WHAT YOU WILL DO: Give back the full listing verbatim, apart from its images.

RECORDED INFORMATION:
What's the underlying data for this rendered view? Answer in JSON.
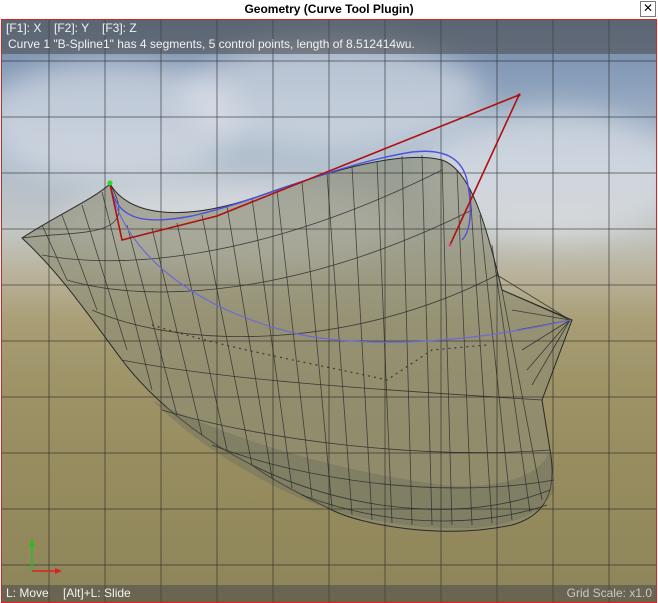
{
  "window": {
    "title": "Geometry (Curve Tool Plugin)",
    "close_glyph": "✕"
  },
  "toolbar": {
    "axis_hotkeys": [
      {
        "label": "[F1]: X"
      },
      {
        "label": "[F2]: Y"
      },
      {
        "label": "[F3]: Z"
      }
    ],
    "status": "Curve 1 \"B-Spline1\" has 4 segments, 5 control points, length of 8.512414wu."
  },
  "bottom_bar": {
    "hints": [
      {
        "label": "L: Move"
      },
      {
        "label": "[Alt]+L: Slide"
      }
    ],
    "grid_scale": "Grid Scale: x1.0"
  },
  "viewport": {
    "icons": [
      "axis-gizmo-icon",
      "close-icon"
    ],
    "colors": {
      "viewport_border": "#e02020",
      "control_polygon": "#b01010",
      "spline_curve": "#5050e0",
      "surface_fill": "#8a8a72",
      "mesh_lines": "#2a2a2a",
      "grid_lines": "#1e1e1e",
      "axis_y": "#20c020",
      "axis_x": "#e02020"
    }
  }
}
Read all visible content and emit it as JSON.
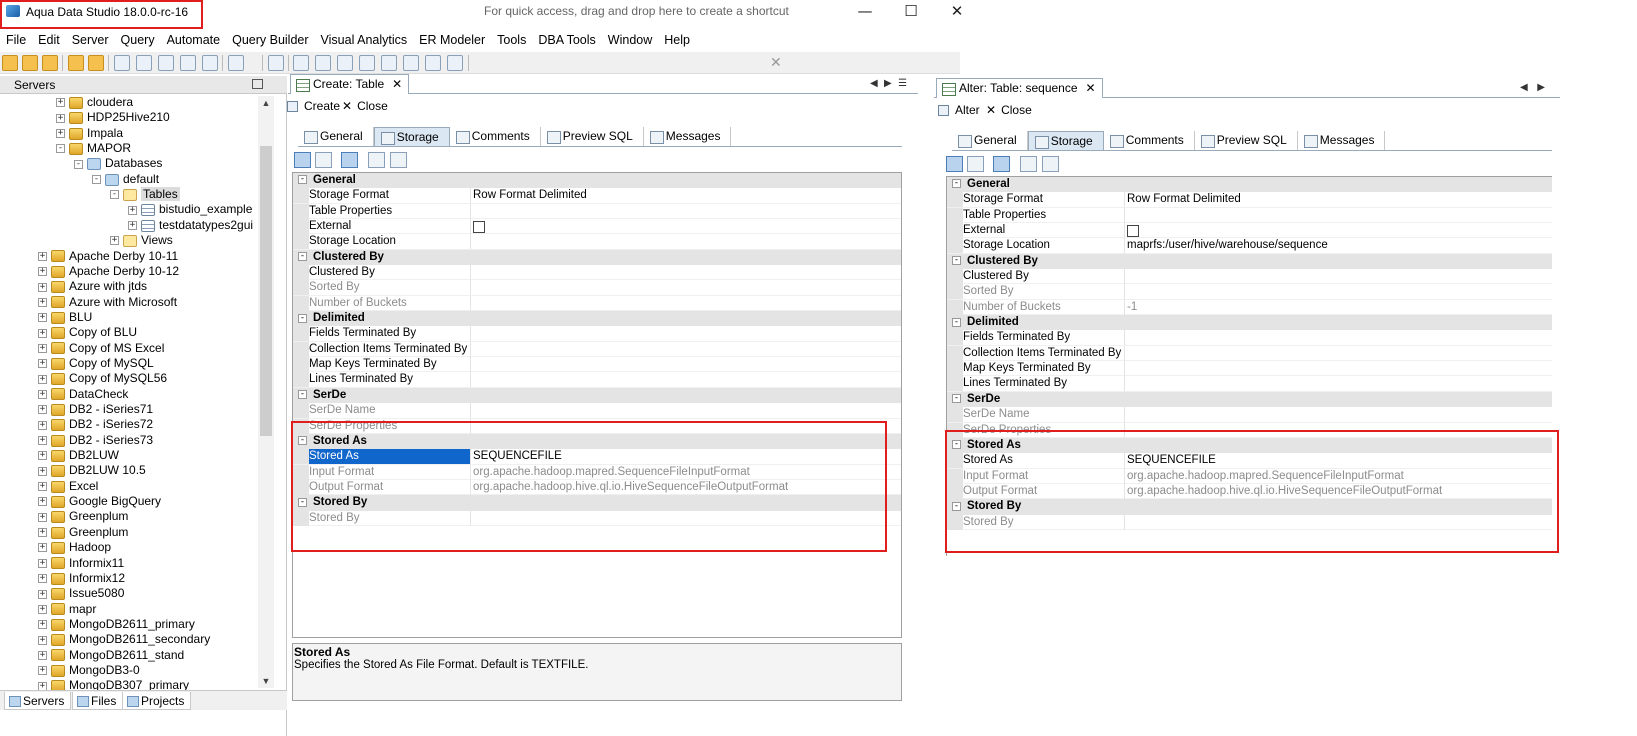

RESULT FOR THIS EXERCISE:
What's the underlying data for this rendered view? Answer in JSON.
{
  "window": {
    "title": "Geometry (Curve Tool Plugin)",
    "close_glyph": "✕"
  },
  "toolbar": {
    "axis_hotkeys": [
      {
        "label": "[F1]: X"
      },
      {
        "label": "[F2]: Y"
      },
      {
        "label": "[F3]: Z"
      }
    ],
    "status": "Curve 1 \"B-Spline1\" has 4 segments, 5 control points, length of 8.512414wu."
  },
  "bottom_bar": {
    "hints": [
      {
        "label": "L: Move"
      },
      {
        "label": "[Alt]+L: Slide"
      }
    ],
    "grid_scale": "Grid Scale: x1.0"
  },
  "viewport": {
    "icons": [
      "axis-gizmo-icon",
      "close-icon"
    ],
    "colors": {
      "viewport_border": "#e02020",
      "control_polygon": "#b01010",
      "spline_curve": "#5050e0",
      "surface_fill": "#8a8a72",
      "mesh_lines": "#2a2a2a",
      "grid_lines": "#1e1e1e",
      "axis_y": "#20c020",
      "axis_x": "#e02020"
    }
  }
}
Read all visible content and emit it as JSON.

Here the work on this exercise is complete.